-- Start --

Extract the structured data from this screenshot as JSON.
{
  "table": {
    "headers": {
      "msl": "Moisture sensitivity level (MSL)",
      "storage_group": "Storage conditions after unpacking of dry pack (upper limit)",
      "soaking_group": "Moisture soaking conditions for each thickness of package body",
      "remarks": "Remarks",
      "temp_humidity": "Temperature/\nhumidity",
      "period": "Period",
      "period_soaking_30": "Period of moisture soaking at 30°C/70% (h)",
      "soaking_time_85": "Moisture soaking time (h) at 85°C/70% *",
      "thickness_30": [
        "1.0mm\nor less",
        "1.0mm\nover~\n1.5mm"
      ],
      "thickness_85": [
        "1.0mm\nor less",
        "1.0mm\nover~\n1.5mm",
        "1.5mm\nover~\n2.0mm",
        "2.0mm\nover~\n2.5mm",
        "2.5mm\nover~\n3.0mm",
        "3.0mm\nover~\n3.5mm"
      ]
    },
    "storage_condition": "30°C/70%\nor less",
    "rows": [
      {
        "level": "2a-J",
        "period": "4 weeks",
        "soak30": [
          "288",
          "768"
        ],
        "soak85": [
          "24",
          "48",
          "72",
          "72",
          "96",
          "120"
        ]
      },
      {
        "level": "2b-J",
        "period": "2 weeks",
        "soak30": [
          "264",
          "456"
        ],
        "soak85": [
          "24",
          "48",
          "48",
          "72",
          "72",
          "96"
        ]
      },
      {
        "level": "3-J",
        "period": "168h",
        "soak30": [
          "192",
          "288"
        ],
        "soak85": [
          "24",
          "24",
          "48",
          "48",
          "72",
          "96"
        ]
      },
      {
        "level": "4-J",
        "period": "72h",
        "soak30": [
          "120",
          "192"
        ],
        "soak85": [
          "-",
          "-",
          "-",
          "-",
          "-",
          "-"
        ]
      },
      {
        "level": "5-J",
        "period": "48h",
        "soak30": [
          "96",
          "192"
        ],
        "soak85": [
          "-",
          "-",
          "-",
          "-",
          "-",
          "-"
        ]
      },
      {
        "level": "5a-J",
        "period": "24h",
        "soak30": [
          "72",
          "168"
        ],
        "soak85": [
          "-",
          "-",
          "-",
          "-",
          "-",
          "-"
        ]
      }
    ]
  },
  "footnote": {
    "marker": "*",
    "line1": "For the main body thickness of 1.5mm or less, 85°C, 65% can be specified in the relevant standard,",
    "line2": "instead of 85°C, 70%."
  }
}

-- End --

EXERCISE REQUIREMENTS: Give the listing above again, word for word.

TASK RESPONSE:
Extract the structured data from this screenshot as JSON.
{
  "table": {
    "headers": {
      "msl": "Moisture sensitivity level (MSL)",
      "storage_group": "Storage conditions after unpacking of dry pack (upper limit)",
      "soaking_group": "Moisture soaking conditions for each thickness of package body",
      "remarks": "Remarks",
      "temp_humidity": "Temperature/\nhumidity",
      "period": "Period",
      "period_soaking_30": "Period of moisture soaking at 30°C/70% (h)",
      "soaking_time_85": "Moisture soaking time (h) at 85°C/70% *",
      "thickness_30": [
        "1.0mm\nor less",
        "1.0mm\nover~\n1.5mm"
      ],
      "thickness_85": [
        "1.0mm\nor less",
        "1.0mm\nover~\n1.5mm",
        "1.5mm\nover~\n2.0mm",
        "2.0mm\nover~\n2.5mm",
        "2.5mm\nover~\n3.0mm",
        "3.0mm\nover~\n3.5mm"
      ]
    },
    "storage_condition": "30°C/70%\nor less",
    "rows": [
      {
        "level": "2a-J",
        "period": "4 weeks",
        "soak30": [
          "288",
          "768"
        ],
        "soak85": [
          "24",
          "48",
          "72",
          "72",
          "96",
          "120"
        ]
      },
      {
        "level": "2b-J",
        "period": "2 weeks",
        "soak30": [
          "264",
          "456"
        ],
        "soak85": [
          "24",
          "48",
          "48",
          "72",
          "72",
          "96"
        ]
      },
      {
        "level": "3-J",
        "period": "168h",
        "soak30": [
          "192",
          "288"
        ],
        "soak85": [
          "24",
          "24",
          "48",
          "48",
          "72",
          "96"
        ]
      },
      {
        "level": "4-J",
        "period": "72h",
        "soak30": [
          "120",
          "192"
        ],
        "soak85": [
          "-",
          "-",
          "-",
          "-",
          "-",
          "-"
        ]
      },
      {
        "level": "5-J",
        "period": "48h",
        "soak30": [
          "96",
          "192"
        ],
        "soak85": [
          "-",
          "-",
          "-",
          "-",
          "-",
          "-"
        ]
      },
      {
        "level": "5a-J",
        "period": "24h",
        "soak30": [
          "72",
          "168"
        ],
        "soak85": [
          "-",
          "-",
          "-",
          "-",
          "-",
          "-"
        ]
      }
    ]
  },
  "footnote": {
    "marker": "*",
    "line1": "For the main body thickness of 1.5mm or less, 85°C, 65% can be specified in the relevant standard,",
    "line2": "instead of 85°C, 70%."
  }
}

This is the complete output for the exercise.